From the listing below, select every line where the word "Dollar" appears.

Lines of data
********************
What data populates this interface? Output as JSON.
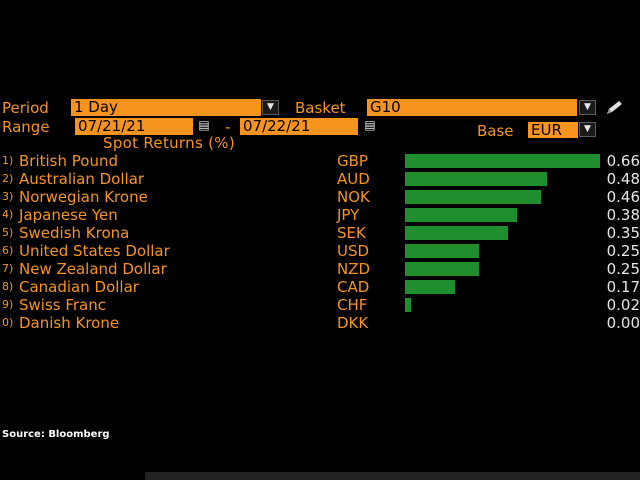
{
  "controls": {
    "period_label": "Period",
    "period_value": "1 Day",
    "basket_label": "Basket",
    "basket_value": "G10",
    "range_label": "Range",
    "range_start": "07/21/21",
    "range_sep": "-",
    "range_end": "07/22/21",
    "base_label": "Base",
    "base_value": "EUR"
  },
  "icons": {
    "dropdown": "triangle-down",
    "calendar": "calendar-icon",
    "edit": "pencil-icon"
  },
  "colors": {
    "background": "#000000",
    "accent": "#f7941d",
    "bar": "#1f8f2e",
    "value_text": "#e6e6e6"
  },
  "chart_data": {
    "type": "bar",
    "orientation": "horizontal",
    "title": "Spot Returns (%)",
    "ranks": [
      "1)",
      "2)",
      "3)",
      "4)",
      "5)",
      "6)",
      "7)",
      "8)",
      "9)",
      "0)"
    ],
    "categories": [
      "British Pound",
      "Australian Dollar",
      "Norwegian Krone",
      "Japanese Yen",
      "Swedish Krona",
      "United States Dollar",
      "New Zealand Dollar",
      "Canadian Dollar",
      "Swiss Franc",
      "Danish Krone"
    ],
    "codes": [
      "GBP",
      "AUD",
      "NOK",
      "JPY",
      "SEK",
      "USD",
      "NZD",
      "CAD",
      "CHF",
      "DKK"
    ],
    "values": [
      0.66,
      0.48,
      0.46,
      0.38,
      0.35,
      0.25,
      0.25,
      0.17,
      0.02,
      0.0
    ],
    "value_labels": [
      "0.66",
      "0.48",
      "0.46",
      "0.38",
      "0.35",
      "0.25",
      "0.25",
      "0.17",
      "0.02",
      "0.00"
    ],
    "xlim": [
      0,
      0.66
    ]
  },
  "footer": {
    "source": "Source: Bloomberg"
  }
}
********************
Answer to the exercise —
      "Australian Dollar",
      "United States Dollar",
      "New Zealand Dollar",
      "Canadian Dollar",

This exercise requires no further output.